▶ **WRITTEN REQUEST**
All the entries need to be quoted exactly, apart from the pictures, which you should drop.

▶ **MATERIAL TO PROCESS**

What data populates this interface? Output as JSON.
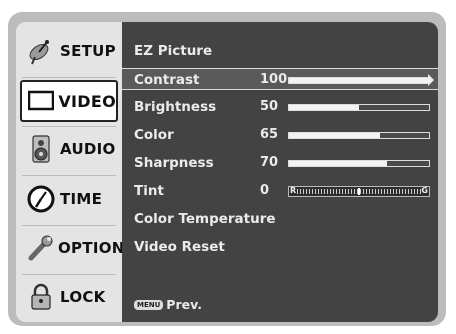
{
  "sidebar": {
    "items": [
      {
        "label": "SETUP",
        "icon": "satellite-dish-icon"
      },
      {
        "label": "VIDEO",
        "icon": "monitor-icon",
        "active": true
      },
      {
        "label": "AUDIO",
        "icon": "speaker-icon"
      },
      {
        "label": "TIME",
        "icon": "clock-icon"
      },
      {
        "label": "OPTION",
        "icon": "wrench-icon"
      },
      {
        "label": "LOCK",
        "icon": "padlock-icon"
      }
    ]
  },
  "menu": {
    "items": [
      {
        "label": "EZ Picture"
      },
      {
        "label": "Contrast",
        "value": "100",
        "level": 1.0,
        "selected": true
      },
      {
        "label": "Brightness",
        "value": "50",
        "level": 0.5
      },
      {
        "label": "Color",
        "value": "65",
        "level": 0.65
      },
      {
        "label": "Sharpness",
        "value": "70",
        "level": 0.7
      },
      {
        "label": "Tint",
        "value": "0",
        "tint_left": "R",
        "tint_right": "G",
        "level": 0.5
      },
      {
        "label": "Color Temperature"
      },
      {
        "label": "Video Reset"
      }
    ],
    "footer": {
      "key": "MENU",
      "label": "Prev."
    }
  },
  "colors": {
    "panel": "#434343",
    "sidebar": "#e4e4e4",
    "frame": "#bcbcbc"
  }
}
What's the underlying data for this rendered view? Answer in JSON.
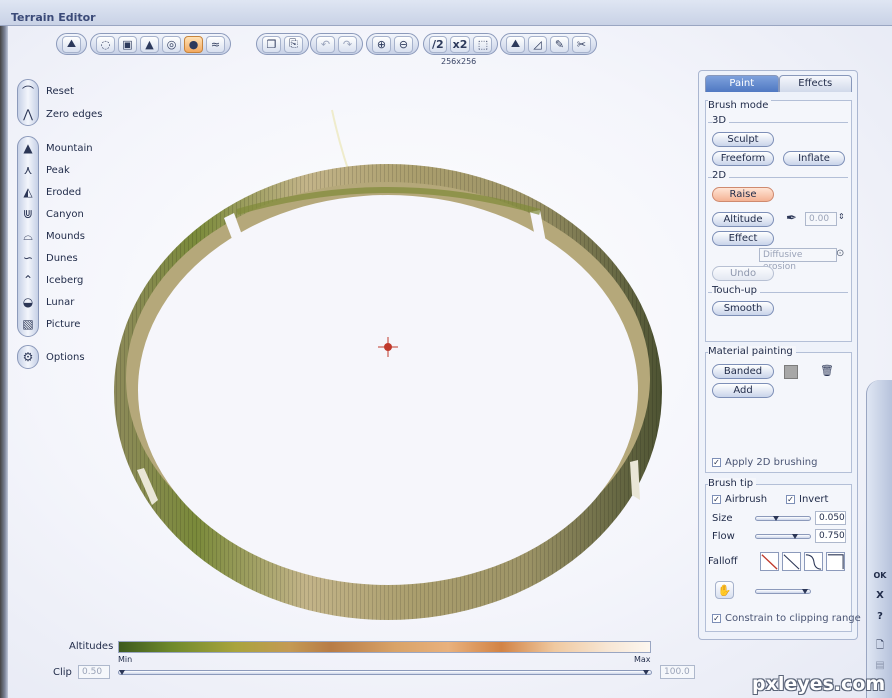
{
  "window": {
    "title": "Terrain Editor"
  },
  "toolbar": {
    "groups": [
      {
        "icons": [
          "terrain-select-icon"
        ]
      },
      {
        "icons": [
          "lasso-icon",
          "stamp-icon",
          "mountain-brush-icon",
          "sphere-outline-icon",
          "sphere-solid-icon",
          "water-icon"
        ]
      },
      {
        "icons": [
          "copy-icon",
          "paste-icon"
        ]
      },
      {
        "icons": [
          "undo-icon",
          "redo-icon"
        ]
      },
      {
        "icons": [
          "zoom-in-icon",
          "zoom-out-icon"
        ]
      },
      {
        "icons": [
          "half-resolution-icon",
          "double-resolution-icon",
          "crop-icon"
        ]
      },
      {
        "icons": [
          "terrain-tool-1-icon",
          "terrain-tool-2-icon",
          "terrain-tool-3-icon",
          "terrain-tool-4-icon"
        ]
      }
    ],
    "half_res_label": "/2",
    "double_res_label": "x2",
    "resolution": "256x256"
  },
  "left_tools": {
    "reset": "Reset",
    "zero_edges": "Zero edges",
    "presets": [
      "Mountain",
      "Peak",
      "Eroded",
      "Canyon",
      "Mounds",
      "Dunes",
      "Iceberg",
      "Lunar",
      "Picture"
    ],
    "options": "Options"
  },
  "right_panel": {
    "tabs": {
      "paint": "Paint",
      "effects": "Effects"
    },
    "brush_mode": {
      "title": "Brush mode",
      "label_3d": "3D",
      "sculpt": "Sculpt",
      "freeform": "Freeform",
      "inflate": "Inflate",
      "label_2d": "2D",
      "raise": "Raise",
      "altitude": "Altitude",
      "altitude_value": "0.00",
      "effect": "Effect",
      "effect_option": "Diffusive erosion",
      "undo": "Undo",
      "touchup_label": "Touch-up",
      "smooth": "Smooth"
    },
    "material": {
      "title": "Material painting",
      "banded": "Banded",
      "add": "Add",
      "apply_2d": "Apply 2D brushing",
      "swatch_color": "#a7a7a7"
    },
    "brush_tip": {
      "title": "Brush tip",
      "airbrush": "Airbrush",
      "invert": "Invert",
      "size_label": "Size",
      "size_value": "0.050",
      "size_level": 0.35,
      "flow_label": "Flow",
      "flow_value": "0.750",
      "flow_level": 0.75,
      "falloff_label": "Falloff",
      "constrain": "Constrain to clipping range"
    }
  },
  "side_buttons": {
    "ok": "OK",
    "close": "X",
    "help": "?"
  },
  "bottom": {
    "altitudes_label": "Altitudes",
    "min_label": "Min",
    "max_label": "Max",
    "clip_label": "Clip",
    "clip_min": "0.50",
    "clip_max": "100.0"
  },
  "colors": {
    "accent": "#4f78c2",
    "raise_highlight": "#f4b294",
    "crosshair": "#c0392b",
    "terrain_wall": "#b6a679"
  },
  "watermark": "pxleyes.com"
}
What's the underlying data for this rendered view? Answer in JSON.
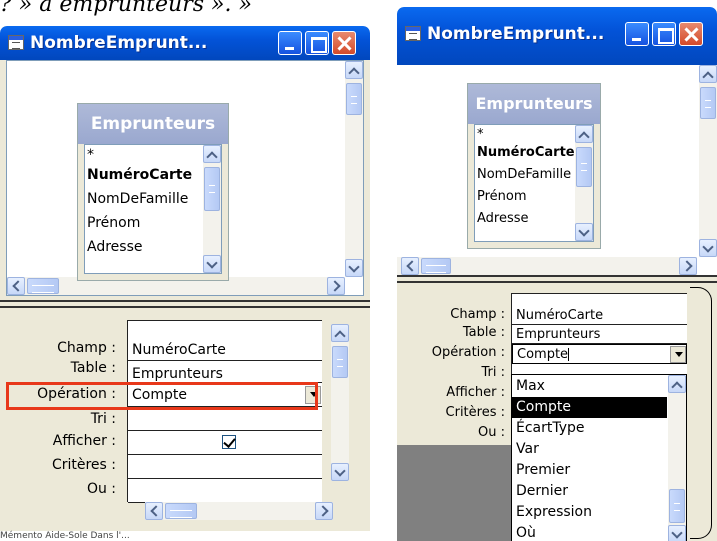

▶ **EXERCISE SOLUTION**
What data populates this interface? Output as JSON.
{
  "sidebar": {
    "items": [
      {
        "label": "SETUP",
        "icon": "satellite-dish-icon"
      },
      {
        "label": "VIDEO",
        "icon": "monitor-icon",
        "active": true
      },
      {
        "label": "AUDIO",
        "icon": "speaker-icon"
      },
      {
        "label": "TIME",
        "icon": "clock-icon"
      },
      {
        "label": "OPTION",
        "icon": "wrench-icon"
      },
      {
        "label": "LOCK",
        "icon": "padlock-icon"
      }
    ]
  },
  "menu": {
    "items": [
      {
        "label": "EZ Picture"
      },
      {
        "label": "Contrast",
        "value": "100",
        "level": 1.0,
        "selected": true
      },
      {
        "label": "Brightness",
        "value": "50",
        "level": 0.5
      },
      {
        "label": "Color",
        "value": "65",
        "level": 0.65
      },
      {
        "label": "Sharpness",
        "value": "70",
        "level": 0.7
      },
      {
        "label": "Tint",
        "value": "0",
        "tint_left": "R",
        "tint_right": "G",
        "level": 0.5
      },
      {
        "label": "Color Temperature"
      },
      {
        "label": "Video Reset"
      }
    ],
    "footer": {
      "key": "MENU",
      "label": "Prev."
    }
  },
  "colors": {
    "panel": "#434343",
    "sidebar": "#e4e4e4",
    "frame": "#bcbcbc"
  }
}
What's the underlying data for this rendered view? Answer in JSON.
{
  "window": {
    "title": "Terrain Editor"
  },
  "toolbar": {
    "groups": [
      {
        "icons": [
          "terrain-select-icon"
        ]
      },
      {
        "icons": [
          "lasso-icon",
          "stamp-icon",
          "mountain-brush-icon",
          "sphere-outline-icon",
          "sphere-solid-icon",
          "water-icon"
        ]
      },
      {
        "icons": [
          "copy-icon",
          "paste-icon"
        ]
      },
      {
        "icons": [
          "undo-icon",
          "redo-icon"
        ]
      },
      {
        "icons": [
          "zoom-in-icon",
          "zoom-out-icon"
        ]
      },
      {
        "icons": [
          "half-resolution-icon",
          "double-resolution-icon",
          "crop-icon"
        ]
      },
      {
        "icons": [
          "terrain-tool-1-icon",
          "terrain-tool-2-icon",
          "terrain-tool-3-icon",
          "terrain-tool-4-icon"
        ]
      }
    ],
    "half_res_label": "/2",
    "double_res_label": "x2",
    "resolution": "256x256"
  },
  "left_tools": {
    "reset": "Reset",
    "zero_edges": "Zero edges",
    "presets": [
      "Mountain",
      "Peak",
      "Eroded",
      "Canyon",
      "Mounds",
      "Dunes",
      "Iceberg",
      "Lunar",
      "Picture"
    ],
    "options": "Options"
  },
  "right_panel": {
    "tabs": {
      "paint": "Paint",
      "effects": "Effects"
    },
    "brush_mode": {
      "title": "Brush mode",
      "label_3d": "3D",
      "sculpt": "Sculpt",
      "freeform": "Freeform",
      "inflate": "Inflate",
      "label_2d": "2D",
      "raise": "Raise",
      "altitude": "Altitude",
      "altitude_value": "0.00",
      "effect": "Effect",
      "effect_option": "Diffusive erosion",
      "undo": "Undo",
      "touchup_label": "Touch-up",
      "smooth": "Smooth"
    },
    "material": {
      "title": "Material painting",
      "banded": "Banded",
      "add": "Add",
      "apply_2d": "Apply 2D brushing",
      "swatch_color": "#a7a7a7"
    },
    "brush_tip": {
      "title": "Brush tip",
      "airbrush": "Airbrush",
      "invert": "Invert",
      "size_label": "Size",
      "size_value": "0.050",
      "size_level": 0.35,
      "flow_label": "Flow",
      "flow_value": "0.750",
      "flow_level": 0.75,
      "falloff_label": "Falloff",
      "constrain": "Constrain to clipping range"
    }
  },
  "side_buttons": {
    "ok": "OK",
    "close": "X",
    "help": "?"
  },
  "bottom": {
    "altitudes_label": "Altitudes",
    "min_label": "Min",
    "max_label": "Max",
    "clip_label": "Clip",
    "clip_min": "0.50",
    "clip_max": "100.0"
  },
  "colors": {
    "accent": "#4f78c2",
    "raise_highlight": "#f4b294",
    "crosshair": "#c0392b",
    "terrain_wall": "#b6a679"
  },
  "watermark": "pxleyes.com"
}
What's the underlying data for this rendered view? Answer in JSON.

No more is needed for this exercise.